**Given task**:
Output every entry exactly, from the first line to the last.

******

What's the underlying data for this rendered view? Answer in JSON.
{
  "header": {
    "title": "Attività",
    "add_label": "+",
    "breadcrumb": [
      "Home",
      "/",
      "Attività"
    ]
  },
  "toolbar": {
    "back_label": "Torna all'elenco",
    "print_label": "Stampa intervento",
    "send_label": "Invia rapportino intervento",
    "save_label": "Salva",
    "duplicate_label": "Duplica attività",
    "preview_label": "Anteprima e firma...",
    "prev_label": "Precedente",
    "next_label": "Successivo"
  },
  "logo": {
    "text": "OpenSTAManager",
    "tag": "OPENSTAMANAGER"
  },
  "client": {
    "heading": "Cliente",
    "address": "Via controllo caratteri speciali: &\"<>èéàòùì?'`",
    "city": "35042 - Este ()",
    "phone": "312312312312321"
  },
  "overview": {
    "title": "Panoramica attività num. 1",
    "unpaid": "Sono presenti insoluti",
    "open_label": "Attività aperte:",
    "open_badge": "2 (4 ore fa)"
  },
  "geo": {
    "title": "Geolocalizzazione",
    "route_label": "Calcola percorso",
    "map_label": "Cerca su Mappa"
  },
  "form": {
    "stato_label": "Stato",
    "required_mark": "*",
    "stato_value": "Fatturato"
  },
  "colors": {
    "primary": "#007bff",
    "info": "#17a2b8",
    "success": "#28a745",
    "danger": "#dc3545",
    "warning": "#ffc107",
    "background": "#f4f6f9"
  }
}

******

**Answer to the problem**:
What's the underlying data for this rendered view? Answer in JSON.
{
  "header": {
    "title": "Attività",
    "add_label": "+",
    "breadcrumb": [
      "Home",
      "/",
      "Attività"
    ]
  },
  "toolbar": {
    "back_label": "Torna all'elenco",
    "print_label": "Stampa intervento",
    "send_label": "Invia rapportino intervento",
    "save_label": "Salva",
    "duplicate_label": "Duplica attività",
    "preview_label": "Anteprima e firma...",
    "prev_label": "Precedente",
    "next_label": "Successivo"
  },
  "logo": {
    "text": "OpenSTAManager",
    "tag": "OPENSTAMANAGER"
  },
  "client": {
    "heading": "Cliente",
    "address": "Via controllo caratteri speciali: &\"<>èéàòùì?'`",
    "city": "35042 - Este ()",
    "phone": "312312312312321"
  },
  "overview": {
    "title": "Panoramica attività num. 1",
    "unpaid": "Sono presenti insoluti",
    "open_label": "Attività aperte:",
    "open_badge": "2 (4 ore fa)"
  },
  "geo": {
    "title": "Geolocalizzazione",
    "route_label": "Calcola percorso",
    "map_label": "Cerca su Mappa"
  },
  "form": {
    "stato_label": "Stato",
    "required_mark": "*",
    "stato_value": "Fatturato"
  },
  "colors": {
    "primary": "#007bff",
    "info": "#17a2b8",
    "success": "#28a745",
    "danger": "#dc3545",
    "warning": "#ffc107",
    "background": "#f4f6f9"
  }
}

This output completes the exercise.